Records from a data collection
╭──
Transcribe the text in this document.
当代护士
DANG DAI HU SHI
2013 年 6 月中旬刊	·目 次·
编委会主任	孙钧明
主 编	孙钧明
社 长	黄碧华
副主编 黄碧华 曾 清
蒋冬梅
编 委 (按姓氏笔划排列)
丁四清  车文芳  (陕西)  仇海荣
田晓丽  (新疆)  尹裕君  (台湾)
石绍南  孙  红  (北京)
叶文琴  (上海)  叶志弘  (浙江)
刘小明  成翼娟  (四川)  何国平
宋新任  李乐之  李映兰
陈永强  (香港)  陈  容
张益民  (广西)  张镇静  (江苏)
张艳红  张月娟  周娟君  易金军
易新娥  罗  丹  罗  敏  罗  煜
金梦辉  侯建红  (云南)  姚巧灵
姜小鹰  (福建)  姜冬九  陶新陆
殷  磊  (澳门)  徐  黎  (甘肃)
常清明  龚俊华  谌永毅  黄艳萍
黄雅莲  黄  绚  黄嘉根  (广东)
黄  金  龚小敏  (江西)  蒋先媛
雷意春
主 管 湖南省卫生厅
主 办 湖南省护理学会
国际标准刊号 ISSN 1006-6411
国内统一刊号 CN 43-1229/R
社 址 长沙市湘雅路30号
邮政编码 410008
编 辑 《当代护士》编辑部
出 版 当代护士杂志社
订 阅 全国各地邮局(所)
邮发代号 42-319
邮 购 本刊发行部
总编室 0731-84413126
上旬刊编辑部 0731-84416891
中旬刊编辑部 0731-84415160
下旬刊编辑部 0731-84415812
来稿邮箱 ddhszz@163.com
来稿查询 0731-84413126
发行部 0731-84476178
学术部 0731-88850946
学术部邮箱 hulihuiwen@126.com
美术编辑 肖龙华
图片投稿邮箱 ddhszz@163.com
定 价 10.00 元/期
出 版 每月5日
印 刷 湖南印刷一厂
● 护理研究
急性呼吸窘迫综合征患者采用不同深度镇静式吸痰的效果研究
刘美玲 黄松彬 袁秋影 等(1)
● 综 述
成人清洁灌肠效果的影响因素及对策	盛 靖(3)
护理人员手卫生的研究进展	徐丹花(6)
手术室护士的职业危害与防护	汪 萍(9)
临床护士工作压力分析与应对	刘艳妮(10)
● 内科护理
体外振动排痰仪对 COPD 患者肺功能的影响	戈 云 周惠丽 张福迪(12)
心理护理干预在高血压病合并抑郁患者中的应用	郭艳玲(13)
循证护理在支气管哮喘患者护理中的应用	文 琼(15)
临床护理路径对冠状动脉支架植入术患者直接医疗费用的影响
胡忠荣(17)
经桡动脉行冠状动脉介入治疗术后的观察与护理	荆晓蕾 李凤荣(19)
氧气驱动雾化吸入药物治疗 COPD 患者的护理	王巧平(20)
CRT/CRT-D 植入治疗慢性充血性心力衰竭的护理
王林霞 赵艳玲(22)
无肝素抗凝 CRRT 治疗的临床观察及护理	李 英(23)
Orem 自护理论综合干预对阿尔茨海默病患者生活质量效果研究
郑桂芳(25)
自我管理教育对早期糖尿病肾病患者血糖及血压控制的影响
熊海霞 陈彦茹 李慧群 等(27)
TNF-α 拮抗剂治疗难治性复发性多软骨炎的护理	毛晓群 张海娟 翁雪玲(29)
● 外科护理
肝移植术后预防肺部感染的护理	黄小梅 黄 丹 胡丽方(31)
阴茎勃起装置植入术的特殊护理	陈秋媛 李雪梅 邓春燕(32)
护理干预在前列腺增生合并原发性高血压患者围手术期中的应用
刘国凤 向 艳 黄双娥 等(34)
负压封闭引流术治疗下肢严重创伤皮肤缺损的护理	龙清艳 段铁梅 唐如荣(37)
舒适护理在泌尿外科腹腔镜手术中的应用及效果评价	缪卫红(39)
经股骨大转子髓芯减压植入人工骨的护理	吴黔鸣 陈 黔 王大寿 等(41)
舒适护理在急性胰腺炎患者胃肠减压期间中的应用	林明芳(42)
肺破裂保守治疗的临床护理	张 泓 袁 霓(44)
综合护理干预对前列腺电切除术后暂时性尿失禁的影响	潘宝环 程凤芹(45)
╰──
:: Work to complete ::
Find the lines containing "ddhszz" and list every one of them.

:: Task solution ::
来稿邮箱 ddhszz@163.com
图片投稿邮箱 ddhszz@163.com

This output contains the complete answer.